• **WORK REQUIRED**
Pull out every line below that contains the word "kitapturnuvasi".

• **THE RECORDS**
-- BEGIN --

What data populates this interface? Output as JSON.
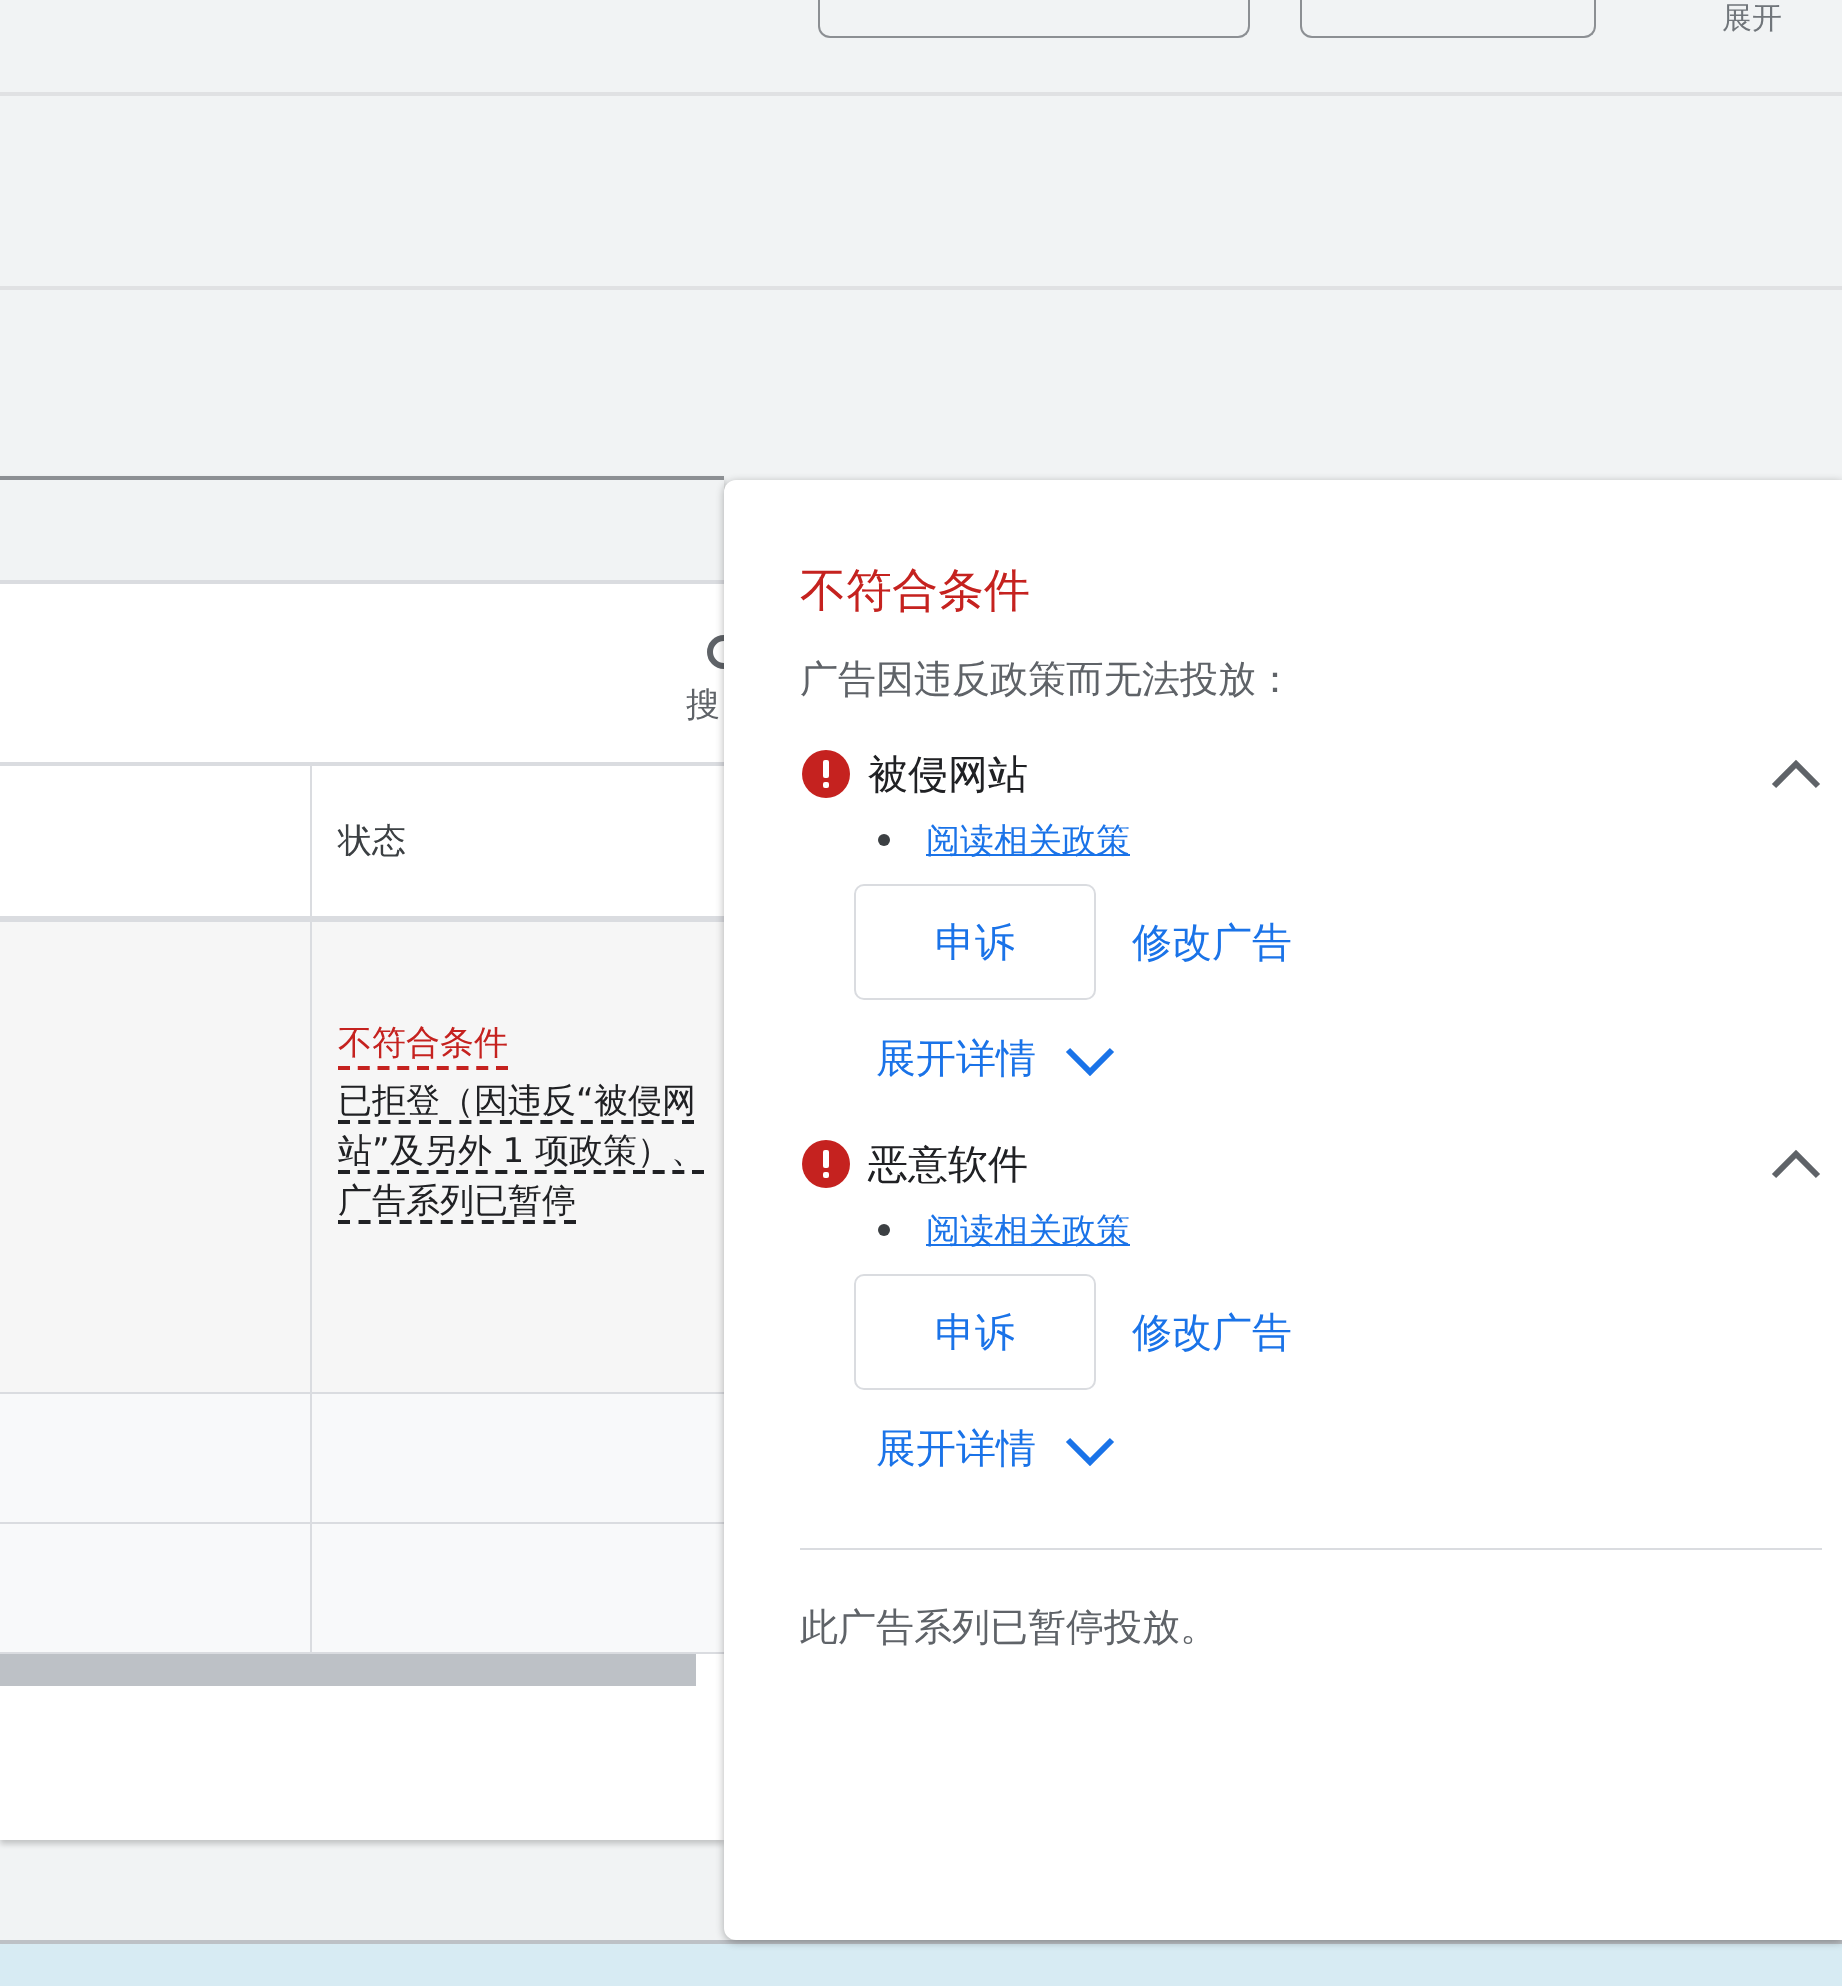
{
  "top_bar": {
    "expand_label": "展开"
  },
  "table": {
    "search_label": "搜",
    "columns": [
      {
        "label": "状态"
      }
    ],
    "rows": [
      {
        "status": "不符合条件",
        "detail": "已拒登（因违反“被侵网站”及另外 1 项政策）、广告系列已暂停"
      }
    ]
  },
  "popup": {
    "title": "不符合条件",
    "subtitle": "广告因违反政策而无法投放：",
    "issues": [
      {
        "title": "被侵网站",
        "expanded": true,
        "link": "阅读相关政策",
        "appeal": "申诉",
        "edit": "修改广告",
        "details": "展开详情"
      },
      {
        "title": "恶意软件",
        "expanded": true,
        "link": "阅读相关政策",
        "appeal": "申诉",
        "edit": "修改广告",
        "details": "展开详情"
      }
    ],
    "footer": "此广告系列已暂停投放。"
  }
}
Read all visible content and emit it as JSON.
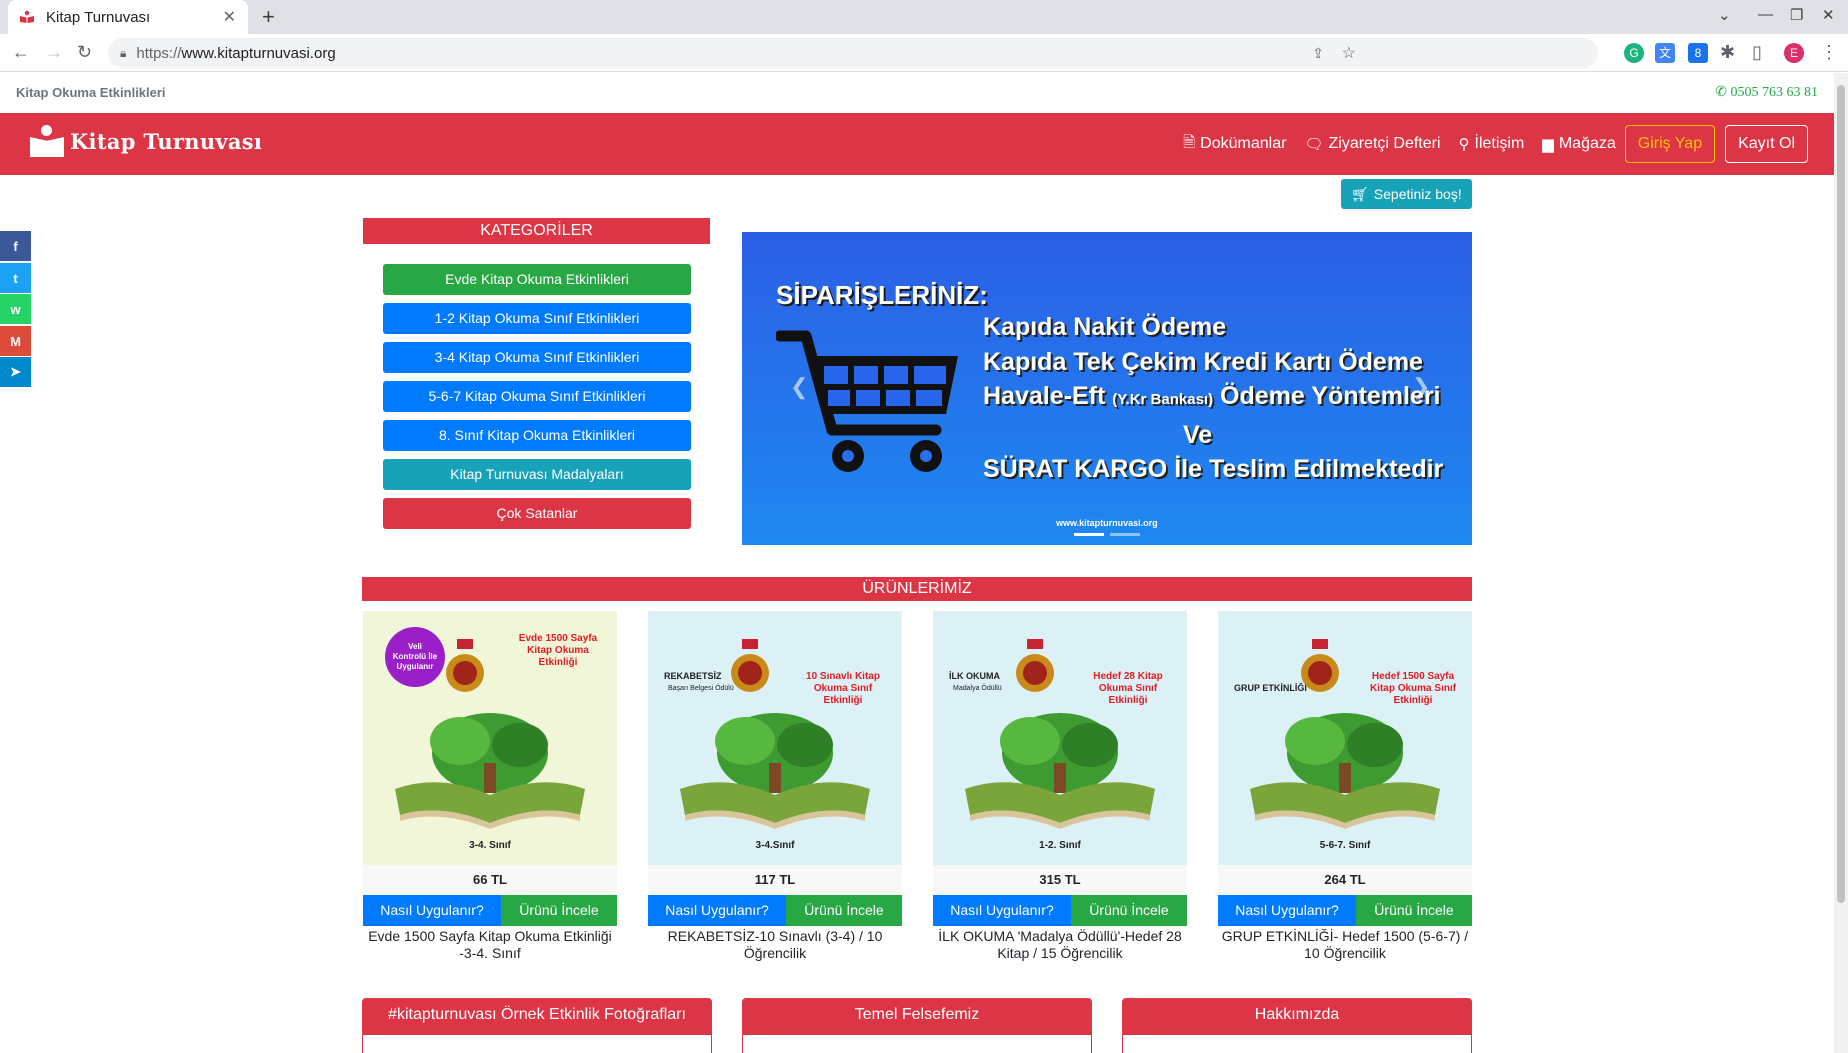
{
  "browser": {
    "tab_title": "Kitap Turnuvası",
    "url_scheme": "https://",
    "url_host": "www.kitapturnuvasi.org",
    "profile_initial": "E",
    "ext_badge": "8"
  },
  "topbar": {
    "site_tagline": "Kitap Okuma Etkinlikleri",
    "phone": "0505 763 63 81"
  },
  "header": {
    "logo_text": "Kitap Turnuvası",
    "nav": [
      {
        "label": "Dokümanlar",
        "icon": "file-icon"
      },
      {
        "label": "Ziyaretçi Defteri",
        "icon": "comment-icon"
      },
      {
        "label": "İletişim",
        "icon": "map-marker-icon"
      },
      {
        "label": "Mağaza",
        "icon": "store-icon"
      }
    ],
    "login_label": "Giriş Yap",
    "register_label": "Kayıt Ol"
  },
  "cart": {
    "label": "Sepetiniz boş!"
  },
  "categories": {
    "title": "KATEGORİLER",
    "items": [
      {
        "label": "Evde Kitap Okuma Etkinlikleri",
        "color": "#28a745"
      },
      {
        "label": "1-2 Kitap Okuma Sınıf Etkinlikleri",
        "color": "#007bff"
      },
      {
        "label": "3-4 Kitap Okuma Sınıf Etkinlikleri",
        "color": "#007bff"
      },
      {
        "label": "5-6-7 Kitap Okuma Sınıf Etkinlikleri",
        "color": "#007bff"
      },
      {
        "label": "8. Sınıf Kitap Okuma Etkinlikleri",
        "color": "#007bff"
      },
      {
        "label": "Kitap Turnuvası Madalyaları",
        "color": "#17a2b8"
      },
      {
        "label": "Çok Satanlar",
        "color": "#dc3545"
      }
    ]
  },
  "slider": {
    "title": "SİPARİŞLERİNİZ:",
    "lines": [
      "Kapıda Nakit Ödeme",
      "Kapıda Tek Çekim Kredi Kartı  Ödeme",
      "Havale-Eft",
      "(Y.Kr Bankası)",
      "Ödeme Yöntemleri",
      "Ve",
      "SÜRAT KARGO İle Teslim Edilmektedir"
    ],
    "watermark": "www.kitapturnuvasi.org"
  },
  "products": {
    "title": "ÜRÜNLERİMİZ",
    "how_label": "Nasıl Uygulanır?",
    "view_label": "Ürünü İncele",
    "items": [
      {
        "price": "66 TL",
        "title": "Evde 1500 Sayfa Kitap Okuma Etkinliği -3-4. Sınıf",
        "img_badge": "Veli Kontrolü İle Uygulanır",
        "img_red": "Evde 1500 Sayfa Kitap Okuma Etkinliği",
        "img_grade": "3-4. Sınıf",
        "bg": "#f2f6d8"
      },
      {
        "price": "117 TL",
        "title": "REKABETSİZ-10 Sınavlı (3-4) / 10 Öğrencilik",
        "img_dark": "REKABETSİZ",
        "img_dark_sub": "Başarı Belgesi Ödülü",
        "img_red": "10 Sınavlı Kitap Okuma Sınıf Etkinliği",
        "img_grade": "3-4.Sınıf",
        "bg": "#dcf1f6"
      },
      {
        "price": "315 TL",
        "title": "İLK OKUMA 'Madalya Ödüllü'-Hedef 28 Kitap / 15 Öğrencilik",
        "img_dark": "İLK OKUMA",
        "img_dark_sub": "Madalya Ödüllü",
        "img_red": "Hedef 28 Kitap Okuma Sınıf Etkinliği",
        "img_grade": "1-2. Sınıf",
        "bg": "#dcf1f6"
      },
      {
        "price": "264 TL",
        "title": "GRUP ETKİNLİĞİ- Hedef 1500 (5-6-7) / 10 Öğrencilik",
        "img_dark": "GRUP ETKİNLİĞİ",
        "img_red": "Hedef 1500 Sayfa Kitap Okuma Sınıf Etkinliği",
        "img_grade": "5-6-7. Sınıf",
        "bg": "#dcf1f6"
      }
    ]
  },
  "sections": [
    {
      "title": "#kitapturnuvası Örnek Etkinlik Fotoğrafları"
    },
    {
      "title": "Temel Felsefemiz"
    },
    {
      "title": "Hakkımızda"
    }
  ],
  "share": [
    {
      "name": "facebook-icon",
      "glyph": "f",
      "color": "#3b5998"
    },
    {
      "name": "twitter-icon",
      "glyph": "t",
      "color": "#1da1f2"
    },
    {
      "name": "whatsapp-icon",
      "glyph": "w",
      "color": "#25d366"
    },
    {
      "name": "gmail-icon",
      "glyph": "M",
      "color": "#dd4b39"
    },
    {
      "name": "telegram-icon",
      "glyph": "➤",
      "color": "#0088cc"
    }
  ]
}
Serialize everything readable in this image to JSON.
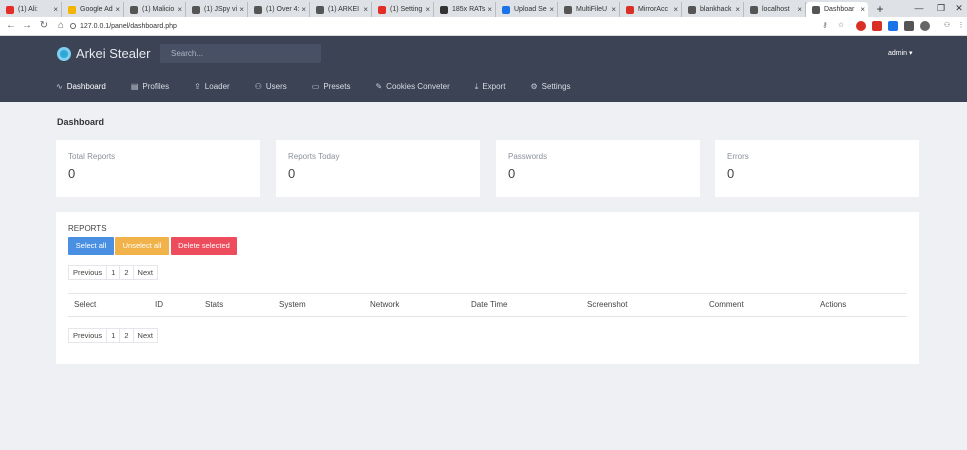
{
  "browser": {
    "tabs": [
      {
        "title": "(1) Ali:",
        "color": "#e52d27"
      },
      {
        "title": "Google Ad",
        "color": "#f4b400"
      },
      {
        "title": "(1) Malicio",
        "color": "#555555"
      },
      {
        "title": "(1) JSpy vi",
        "color": "#555555"
      },
      {
        "title": "(1) Over 4:",
        "color": "#555555"
      },
      {
        "title": "(1) ARKEI",
        "color": "#555555"
      },
      {
        "title": "(1) Setting",
        "color": "#e52d27"
      },
      {
        "title": "185x RATs",
        "color": "#333333"
      },
      {
        "title": "Upload Se",
        "color": "#1a73e8"
      },
      {
        "title": "MultiFileU",
        "color": "#555555"
      },
      {
        "title": "MirrorAcc",
        "color": "#d93025"
      },
      {
        "title": "blankhack",
        "color": "#555555"
      },
      {
        "title": "localhost",
        "color": "#555555"
      },
      {
        "title": "Dashboar",
        "color": "#555555"
      }
    ],
    "url": "127.0.0.1/panel/dashboard.php"
  },
  "header": {
    "brand": "Arkei Stealer",
    "search_placeholder": "Search...",
    "user": "admin ▾"
  },
  "nav": [
    {
      "label": "Dashboard",
      "icon": "activity-icon",
      "glyph": "∿"
    },
    {
      "label": "Profiles",
      "icon": "profiles-icon",
      "glyph": "▤"
    },
    {
      "label": "Loader",
      "icon": "loader-icon",
      "glyph": "⇪"
    },
    {
      "label": "Users",
      "icon": "users-icon",
      "glyph": "⚇"
    },
    {
      "label": "Presets",
      "icon": "presets-icon",
      "glyph": "▭"
    },
    {
      "label": "Cookies Conveter",
      "icon": "edit-icon",
      "glyph": "✎"
    },
    {
      "label": "Export",
      "icon": "export-icon",
      "glyph": "⤓"
    },
    {
      "label": "Settings",
      "icon": "gear-icon",
      "glyph": "⚙"
    }
  ],
  "page_title": "Dashboard",
  "stats": [
    {
      "label": "Total Reports",
      "value": "0"
    },
    {
      "label": "Reports Today",
      "value": "0"
    },
    {
      "label": "Passwords",
      "value": "0"
    },
    {
      "label": "Errors",
      "value": "0"
    }
  ],
  "reports": {
    "title": "REPORTS",
    "select_all": "Select all",
    "unselect_all": "Unselect all",
    "delete_selected": "Delete selected",
    "pager": {
      "prev": "Previous",
      "pages": [
        "1",
        "2"
      ],
      "next": "Next"
    },
    "columns": [
      "Select",
      "ID",
      "Stats",
      "System",
      "Network",
      "Date Time",
      "Screenshot",
      "Comment",
      "Actions"
    ]
  }
}
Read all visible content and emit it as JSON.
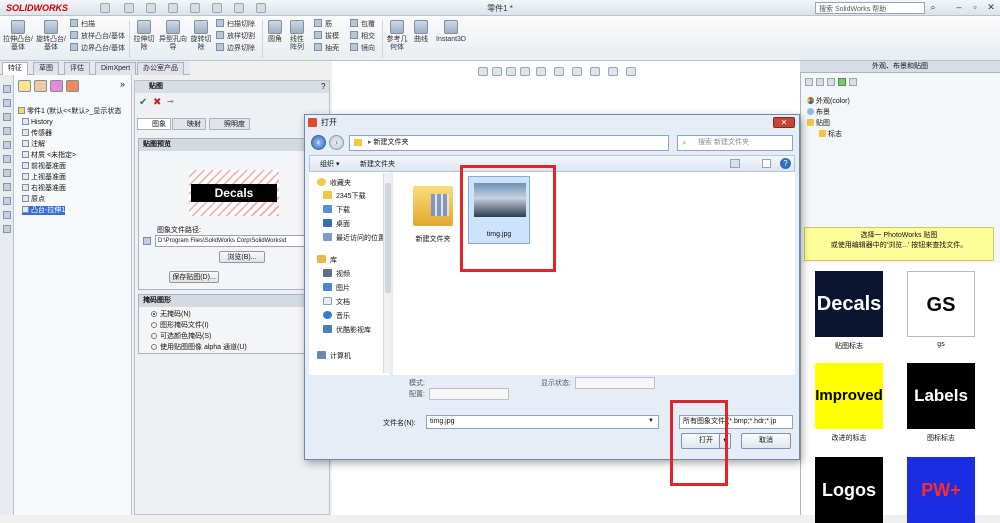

-- END --

• **SOLUTION TO THIS EXERCISE**
    "url_host": "www.kitapturnuvasi.org",
    "watermark": "www.kitapturnuvasi.org"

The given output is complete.